WHAT TO PRODUCE: Can you reproduce the data beneath, keeping every line exact?

↓

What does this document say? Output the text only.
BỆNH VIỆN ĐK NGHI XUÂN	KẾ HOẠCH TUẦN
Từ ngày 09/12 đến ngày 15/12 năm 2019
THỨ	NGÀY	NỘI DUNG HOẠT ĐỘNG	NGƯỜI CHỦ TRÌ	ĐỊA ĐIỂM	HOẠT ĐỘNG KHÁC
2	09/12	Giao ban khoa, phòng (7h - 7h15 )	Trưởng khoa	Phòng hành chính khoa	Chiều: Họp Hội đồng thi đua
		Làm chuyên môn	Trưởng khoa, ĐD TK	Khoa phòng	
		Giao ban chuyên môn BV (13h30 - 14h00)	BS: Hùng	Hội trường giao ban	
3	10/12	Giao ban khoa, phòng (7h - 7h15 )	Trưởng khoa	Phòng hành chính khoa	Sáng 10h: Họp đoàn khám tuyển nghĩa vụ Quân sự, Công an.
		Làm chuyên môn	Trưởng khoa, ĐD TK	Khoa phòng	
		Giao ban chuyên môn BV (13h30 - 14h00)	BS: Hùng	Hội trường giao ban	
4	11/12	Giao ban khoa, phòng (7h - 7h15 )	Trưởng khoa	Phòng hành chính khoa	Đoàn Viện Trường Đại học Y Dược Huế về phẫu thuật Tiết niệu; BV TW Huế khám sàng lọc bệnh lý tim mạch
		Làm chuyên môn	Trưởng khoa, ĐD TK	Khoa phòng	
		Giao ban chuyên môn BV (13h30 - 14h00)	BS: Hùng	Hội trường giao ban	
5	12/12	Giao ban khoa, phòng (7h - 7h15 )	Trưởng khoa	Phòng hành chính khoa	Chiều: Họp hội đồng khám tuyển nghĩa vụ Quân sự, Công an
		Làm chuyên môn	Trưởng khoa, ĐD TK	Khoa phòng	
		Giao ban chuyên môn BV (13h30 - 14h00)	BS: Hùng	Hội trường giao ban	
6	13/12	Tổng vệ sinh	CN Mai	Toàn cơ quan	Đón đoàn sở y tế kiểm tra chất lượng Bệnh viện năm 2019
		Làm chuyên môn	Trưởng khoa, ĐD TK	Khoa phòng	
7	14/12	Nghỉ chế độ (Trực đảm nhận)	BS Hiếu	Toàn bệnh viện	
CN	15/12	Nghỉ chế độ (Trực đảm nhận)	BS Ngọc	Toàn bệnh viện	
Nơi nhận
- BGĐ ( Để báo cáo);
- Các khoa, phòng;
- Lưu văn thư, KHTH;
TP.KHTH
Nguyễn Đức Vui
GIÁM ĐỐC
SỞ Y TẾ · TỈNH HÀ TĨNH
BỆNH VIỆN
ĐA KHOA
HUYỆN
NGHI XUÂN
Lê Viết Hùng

↑

COMPLETE ANSWER:
What does this document say? Output the text only.
BỆNH VIỆN ĐK NGHI XUÂN	KẾ HOẠCH TUẦN
Từ ngày 09/12 đến ngày 15/12 năm 2019
THỨ	NGÀY	NỘI DUNG HOẠT ĐỘNG	NGƯỜI CHỦ TRÌ	ĐỊA ĐIỂM	HOẠT ĐỘNG KHÁC
2	09/12	Giao ban khoa, phòng (7h - 7h15 )	Trưởng khoa	Phòng hành chính khoa	Chiều: Họp Hội đồng thi đua
		Làm chuyên môn	Trưởng khoa, ĐD TK	Khoa phòng	
		Giao ban chuyên môn BV (13h30 - 14h00)	BS: Hùng	Hội trường giao ban	
3	10/12	Giao ban khoa, phòng (7h - 7h15 )	Trưởng khoa	Phòng hành chính khoa	Sáng 10h: Họp đoàn khám tuyển nghĩa vụ Quân sự, Công an.
		Làm chuyên môn	Trưởng khoa, ĐD TK	Khoa phòng	
		Giao ban chuyên môn BV (13h30 - 14h00)	BS: Hùng	Hội trường giao ban	
4	11/12	Giao ban khoa, phòng (7h - 7h15 )	Trưởng khoa	Phòng hành chính khoa	Đoàn Viện Trường Đại học Y Dược Huế về phẫu thuật Tiết niệu; BV TW Huế khám sàng lọc bệnh lý tim mạch
		Làm chuyên môn	Trưởng khoa, ĐD TK	Khoa phòng	
		Giao ban chuyên môn BV (13h30 - 14h00)	BS: Hùng	Hội trường giao ban	
5	12/12	Giao ban khoa, phòng (7h - 7h15 )	Trưởng khoa	Phòng hành chính khoa	Chiều: Họp hội đồng khám tuyển nghĩa vụ Quân sự, Công an
		Làm chuyên môn	Trưởng khoa, ĐD TK	Khoa phòng	
		Giao ban chuyên môn BV (13h30 - 14h00)	BS: Hùng	Hội trường giao ban	
6	13/12	Tổng vệ sinh	CN Mai	Toàn cơ quan	Đón đoàn sở y tế kiểm tra chất lượng Bệnh viện năm 2019
		Làm chuyên môn	Trưởng khoa, ĐD TK	Khoa phòng	
7	14/12	Nghỉ chế độ (Trực đảm nhận)	BS Hiếu	Toàn bệnh viện	
CN	15/12	Nghỉ chế độ (Trực đảm nhận)	BS Ngọc	Toàn bệnh viện	
Nơi nhận
- BGĐ ( Để báo cáo);
- Các khoa, phòng;
- Lưu văn thư, KHTH;
TP.KHTH
Nguyễn Đức Vui
GIÁM ĐỐC
SỞ Y TẾ · TỈNH HÀ TĨNH
BỆNH VIỆN
ĐA KHOA
HUYỆN
NGHI XUÂN
Lê Viết Hùng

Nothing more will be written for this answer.